#### ITEMS
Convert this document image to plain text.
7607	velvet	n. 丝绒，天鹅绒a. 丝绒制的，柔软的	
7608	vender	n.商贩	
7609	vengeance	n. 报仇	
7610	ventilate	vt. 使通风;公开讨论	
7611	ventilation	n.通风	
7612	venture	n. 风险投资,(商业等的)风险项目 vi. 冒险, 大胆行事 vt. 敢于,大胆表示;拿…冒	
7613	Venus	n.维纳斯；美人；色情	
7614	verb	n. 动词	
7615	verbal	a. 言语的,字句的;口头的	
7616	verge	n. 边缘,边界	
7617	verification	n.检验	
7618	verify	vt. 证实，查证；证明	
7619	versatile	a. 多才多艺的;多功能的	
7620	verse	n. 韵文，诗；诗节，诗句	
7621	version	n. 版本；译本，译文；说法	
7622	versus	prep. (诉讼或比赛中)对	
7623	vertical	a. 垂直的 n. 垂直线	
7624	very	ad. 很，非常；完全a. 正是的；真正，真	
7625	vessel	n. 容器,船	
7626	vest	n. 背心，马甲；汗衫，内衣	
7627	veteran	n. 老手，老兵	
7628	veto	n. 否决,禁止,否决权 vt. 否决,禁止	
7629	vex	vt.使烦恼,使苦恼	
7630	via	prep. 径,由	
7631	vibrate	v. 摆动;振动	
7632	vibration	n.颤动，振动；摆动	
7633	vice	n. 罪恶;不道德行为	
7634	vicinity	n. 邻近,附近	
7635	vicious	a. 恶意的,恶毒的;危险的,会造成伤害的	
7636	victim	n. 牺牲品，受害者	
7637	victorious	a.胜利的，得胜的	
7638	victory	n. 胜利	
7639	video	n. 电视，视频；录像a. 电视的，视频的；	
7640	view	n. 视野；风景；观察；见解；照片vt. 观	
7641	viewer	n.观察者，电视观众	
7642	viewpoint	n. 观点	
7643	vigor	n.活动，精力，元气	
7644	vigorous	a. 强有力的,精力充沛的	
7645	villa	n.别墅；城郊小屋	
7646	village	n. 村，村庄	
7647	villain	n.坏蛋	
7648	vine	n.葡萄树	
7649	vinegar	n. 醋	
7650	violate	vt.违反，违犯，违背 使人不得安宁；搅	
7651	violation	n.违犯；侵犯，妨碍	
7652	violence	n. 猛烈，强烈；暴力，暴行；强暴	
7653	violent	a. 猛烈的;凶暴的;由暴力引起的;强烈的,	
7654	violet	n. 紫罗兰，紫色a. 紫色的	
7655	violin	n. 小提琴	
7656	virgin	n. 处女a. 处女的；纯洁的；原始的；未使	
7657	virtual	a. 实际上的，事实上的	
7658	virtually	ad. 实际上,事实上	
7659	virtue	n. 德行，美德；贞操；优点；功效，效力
########
#### ITEMS
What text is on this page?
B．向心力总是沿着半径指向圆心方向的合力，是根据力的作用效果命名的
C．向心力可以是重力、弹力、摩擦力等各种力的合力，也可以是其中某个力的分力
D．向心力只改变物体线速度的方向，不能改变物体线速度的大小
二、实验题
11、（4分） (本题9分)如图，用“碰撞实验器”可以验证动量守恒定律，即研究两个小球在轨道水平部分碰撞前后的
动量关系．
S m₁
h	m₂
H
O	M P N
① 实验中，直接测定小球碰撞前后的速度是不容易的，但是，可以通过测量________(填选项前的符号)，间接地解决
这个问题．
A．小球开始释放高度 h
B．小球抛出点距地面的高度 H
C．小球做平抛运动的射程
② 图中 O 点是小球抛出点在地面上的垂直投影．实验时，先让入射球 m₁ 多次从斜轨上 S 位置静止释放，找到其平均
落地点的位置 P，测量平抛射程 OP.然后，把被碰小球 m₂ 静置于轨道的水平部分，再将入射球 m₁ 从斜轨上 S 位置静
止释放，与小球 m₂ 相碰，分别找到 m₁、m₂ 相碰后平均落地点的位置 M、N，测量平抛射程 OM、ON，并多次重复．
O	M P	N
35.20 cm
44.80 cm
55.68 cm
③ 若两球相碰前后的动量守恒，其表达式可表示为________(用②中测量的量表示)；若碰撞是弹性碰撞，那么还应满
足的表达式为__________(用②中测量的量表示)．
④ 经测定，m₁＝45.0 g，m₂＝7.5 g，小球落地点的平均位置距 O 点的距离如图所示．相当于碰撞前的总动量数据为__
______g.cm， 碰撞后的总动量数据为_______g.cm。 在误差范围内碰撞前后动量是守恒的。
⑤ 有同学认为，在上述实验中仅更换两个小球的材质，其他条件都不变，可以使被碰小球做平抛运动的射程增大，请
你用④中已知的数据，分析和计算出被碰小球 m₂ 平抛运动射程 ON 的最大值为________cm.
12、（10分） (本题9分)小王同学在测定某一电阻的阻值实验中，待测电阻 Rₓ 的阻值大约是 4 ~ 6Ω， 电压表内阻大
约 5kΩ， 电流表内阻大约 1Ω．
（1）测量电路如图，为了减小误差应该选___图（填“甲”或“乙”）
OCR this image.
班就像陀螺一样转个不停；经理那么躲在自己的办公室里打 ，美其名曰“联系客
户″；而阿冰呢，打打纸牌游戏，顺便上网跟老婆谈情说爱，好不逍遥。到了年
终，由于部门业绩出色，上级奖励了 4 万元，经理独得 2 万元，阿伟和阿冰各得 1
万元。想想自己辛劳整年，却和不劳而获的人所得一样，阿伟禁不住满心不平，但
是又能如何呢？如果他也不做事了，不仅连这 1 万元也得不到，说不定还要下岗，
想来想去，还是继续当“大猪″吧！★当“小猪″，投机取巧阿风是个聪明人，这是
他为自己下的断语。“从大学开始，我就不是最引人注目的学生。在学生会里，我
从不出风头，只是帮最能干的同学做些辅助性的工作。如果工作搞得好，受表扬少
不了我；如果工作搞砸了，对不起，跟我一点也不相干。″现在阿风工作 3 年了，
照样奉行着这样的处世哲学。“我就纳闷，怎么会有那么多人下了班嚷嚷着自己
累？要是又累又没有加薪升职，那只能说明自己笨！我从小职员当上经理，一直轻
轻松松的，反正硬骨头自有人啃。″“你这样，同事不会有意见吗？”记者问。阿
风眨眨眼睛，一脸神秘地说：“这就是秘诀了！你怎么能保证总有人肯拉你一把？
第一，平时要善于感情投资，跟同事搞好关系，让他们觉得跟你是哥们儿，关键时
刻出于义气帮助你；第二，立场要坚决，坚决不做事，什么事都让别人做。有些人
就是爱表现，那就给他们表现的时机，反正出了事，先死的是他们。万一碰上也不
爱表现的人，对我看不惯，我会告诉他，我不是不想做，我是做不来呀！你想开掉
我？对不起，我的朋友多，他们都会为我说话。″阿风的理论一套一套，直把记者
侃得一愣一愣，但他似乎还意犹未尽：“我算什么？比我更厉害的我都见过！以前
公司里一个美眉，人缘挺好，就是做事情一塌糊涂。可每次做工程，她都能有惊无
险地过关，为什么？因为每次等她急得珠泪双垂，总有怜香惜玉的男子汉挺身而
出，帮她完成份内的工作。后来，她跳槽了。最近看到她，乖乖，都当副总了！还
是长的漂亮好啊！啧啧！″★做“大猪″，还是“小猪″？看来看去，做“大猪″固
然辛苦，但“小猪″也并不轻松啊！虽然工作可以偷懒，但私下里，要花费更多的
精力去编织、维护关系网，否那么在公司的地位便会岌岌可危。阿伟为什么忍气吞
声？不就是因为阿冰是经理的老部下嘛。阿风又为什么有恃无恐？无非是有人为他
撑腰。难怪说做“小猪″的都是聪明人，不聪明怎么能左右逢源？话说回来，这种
########
YOUR TASK → Look over the material above and show each line where "image" appears.

RESULT BELOW →
Convert this document image to plain text.
OCR this image.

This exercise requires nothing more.